The problem -
Copy each line of the data below exactly, leaving out pictures.

The records -
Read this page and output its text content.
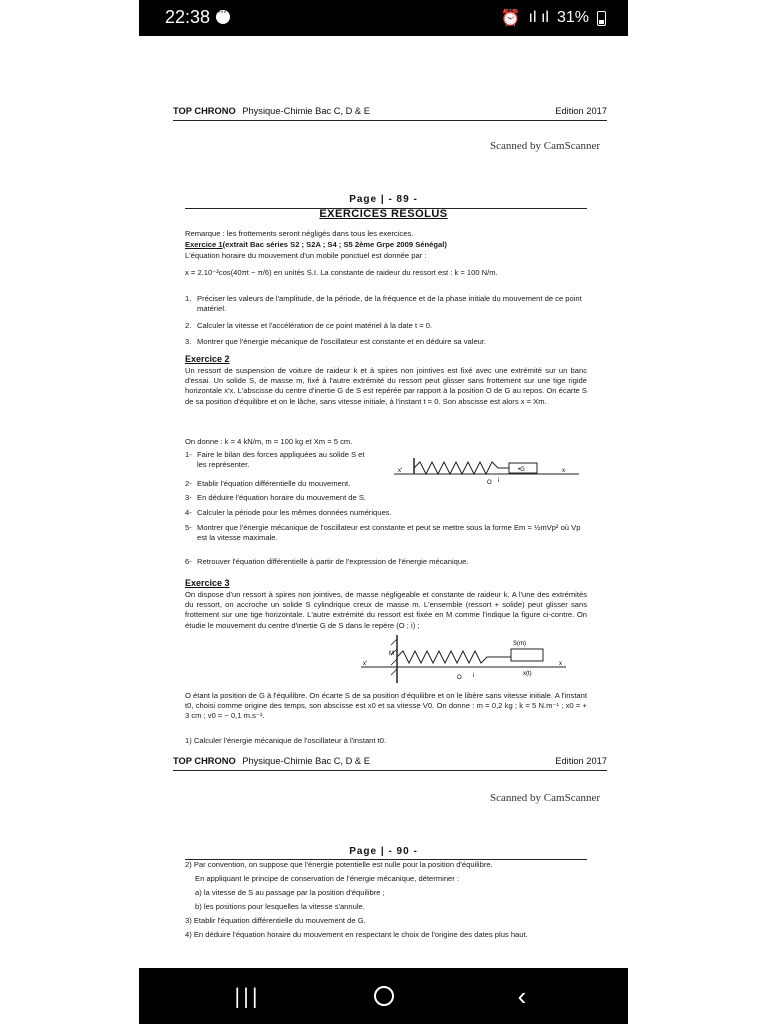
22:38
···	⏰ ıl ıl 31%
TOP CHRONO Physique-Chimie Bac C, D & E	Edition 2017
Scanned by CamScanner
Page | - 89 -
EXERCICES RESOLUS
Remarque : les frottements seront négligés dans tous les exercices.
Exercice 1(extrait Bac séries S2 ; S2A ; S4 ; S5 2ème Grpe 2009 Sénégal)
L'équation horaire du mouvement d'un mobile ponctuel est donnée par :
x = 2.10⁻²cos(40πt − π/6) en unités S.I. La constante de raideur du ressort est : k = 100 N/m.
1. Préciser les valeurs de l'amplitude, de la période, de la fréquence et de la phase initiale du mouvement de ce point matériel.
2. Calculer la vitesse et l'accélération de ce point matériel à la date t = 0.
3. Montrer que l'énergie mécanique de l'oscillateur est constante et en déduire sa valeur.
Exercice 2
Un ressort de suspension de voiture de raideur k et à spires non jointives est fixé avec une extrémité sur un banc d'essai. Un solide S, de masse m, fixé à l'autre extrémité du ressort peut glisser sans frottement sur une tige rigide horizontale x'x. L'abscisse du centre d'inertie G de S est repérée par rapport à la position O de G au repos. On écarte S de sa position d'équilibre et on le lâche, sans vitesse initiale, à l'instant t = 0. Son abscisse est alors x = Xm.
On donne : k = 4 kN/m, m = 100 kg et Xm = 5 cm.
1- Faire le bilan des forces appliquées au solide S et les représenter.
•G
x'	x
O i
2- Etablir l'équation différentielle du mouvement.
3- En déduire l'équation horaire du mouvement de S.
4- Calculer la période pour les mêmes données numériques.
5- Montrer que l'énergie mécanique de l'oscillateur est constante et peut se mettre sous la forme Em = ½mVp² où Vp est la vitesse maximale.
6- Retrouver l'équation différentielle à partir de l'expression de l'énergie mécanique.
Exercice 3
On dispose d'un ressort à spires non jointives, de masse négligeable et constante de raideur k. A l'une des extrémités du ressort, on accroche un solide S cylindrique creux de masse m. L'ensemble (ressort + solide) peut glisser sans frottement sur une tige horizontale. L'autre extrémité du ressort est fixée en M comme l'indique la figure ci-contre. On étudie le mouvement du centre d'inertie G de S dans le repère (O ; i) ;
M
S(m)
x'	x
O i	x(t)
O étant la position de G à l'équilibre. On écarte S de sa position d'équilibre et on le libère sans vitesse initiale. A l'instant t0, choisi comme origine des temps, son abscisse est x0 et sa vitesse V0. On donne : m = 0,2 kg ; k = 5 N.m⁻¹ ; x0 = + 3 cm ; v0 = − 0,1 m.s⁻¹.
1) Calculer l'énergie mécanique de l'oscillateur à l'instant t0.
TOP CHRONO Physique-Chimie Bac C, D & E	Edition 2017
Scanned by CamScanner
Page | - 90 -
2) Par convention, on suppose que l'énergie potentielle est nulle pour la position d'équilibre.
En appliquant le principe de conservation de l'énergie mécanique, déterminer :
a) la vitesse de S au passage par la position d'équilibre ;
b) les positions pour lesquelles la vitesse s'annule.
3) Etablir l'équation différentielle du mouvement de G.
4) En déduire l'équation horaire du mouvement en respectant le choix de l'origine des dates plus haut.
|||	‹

Response to the exercise -
Read this page and output its text content.
22:38
···	⏰ ıl ıl 31%
TOP CHRONO Physique-Chimie Bac C, D & E	Edition 2017
Scanned by CamScanner
Page | - 89 -
EXERCICES RESOLUS
Remarque : les frottements seront négligés dans tous les exercices.
Exercice 1(extrait Bac séries S2 ; S2A ; S4 ; S5 2ème Grpe 2009 Sénégal)
L'équation horaire du mouvement d'un mobile ponctuel est donnée par :
x = 2.10⁻²cos(40πt − π/6) en unités S.I. La constante de raideur du ressort est : k = 100 N/m.
1. Préciser les valeurs de l'amplitude, de la période, de la fréquence et de la phase initiale du mouvement de ce point matériel.
2. Calculer la vitesse et l'accélération de ce point matériel à la date t = 0.
3. Montrer que l'énergie mécanique de l'oscillateur est constante et en déduire sa valeur.
Exercice 2
Un ressort de suspension de voiture de raideur k et à spires non jointives est fixé avec une extrémité sur un banc d'essai. Un solide S, de masse m, fixé à l'autre extrémité du ressort peut glisser sans frottement sur une tige rigide horizontale x'x. L'abscisse du centre d'inertie G de S est repérée par rapport à la position O de G au repos. On écarte S de sa position d'équilibre et on le lâche, sans vitesse initiale, à l'instant t = 0. Son abscisse est alors x = Xm.
On donne : k = 4 kN/m, m = 100 kg et Xm = 5 cm.
1- Faire le bilan des forces appliquées au solide S et les représenter.
•G
x'	x
O i
2- Etablir l'équation différentielle du mouvement.
3- En déduire l'équation horaire du mouvement de S.
4- Calculer la période pour les mêmes données numériques.
5- Montrer que l'énergie mécanique de l'oscillateur est constante et peut se mettre sous la forme Em = ½mVp² où Vp est la vitesse maximale.
6- Retrouver l'équation différentielle à partir de l'expression de l'énergie mécanique.
Exercice 3
On dispose d'un ressort à spires non jointives, de masse négligeable et constante de raideur k. A l'une des extrémités du ressort, on accroche un solide S cylindrique creux de masse m. L'ensemble (ressort + solide) peut glisser sans frottement sur une tige horizontale. L'autre extrémité du ressort est fixée en M comme l'indique la figure ci-contre. On étudie le mouvement du centre d'inertie G de S dans le repère (O ; i) ;
M
S(m)
x'	x
O i	x(t)
O étant la position de G à l'équilibre. On écarte S de sa position d'équilibre et on le libère sans vitesse initiale. A l'instant t0, choisi comme origine des temps, son abscisse est x0 et sa vitesse V0. On donne : m = 0,2 kg ; k = 5 N.m⁻¹ ; x0 = + 3 cm ; v0 = − 0,1 m.s⁻¹.
1) Calculer l'énergie mécanique de l'oscillateur à l'instant t0.
TOP CHRONO Physique-Chimie Bac C, D & E	Edition 2017
Scanned by CamScanner
Page | - 90 -
2) Par convention, on suppose que l'énergie potentielle est nulle pour la position d'équilibre.
En appliquant le principe de conservation de l'énergie mécanique, déterminer :
a) la vitesse de S au passage par la position d'équilibre ;
b) les positions pour lesquelles la vitesse s'annule.
3) Etablir l'équation différentielle du mouvement de G.
4) En déduire l'équation horaire du mouvement en respectant le choix de l'origine des dates plus haut.
|||	‹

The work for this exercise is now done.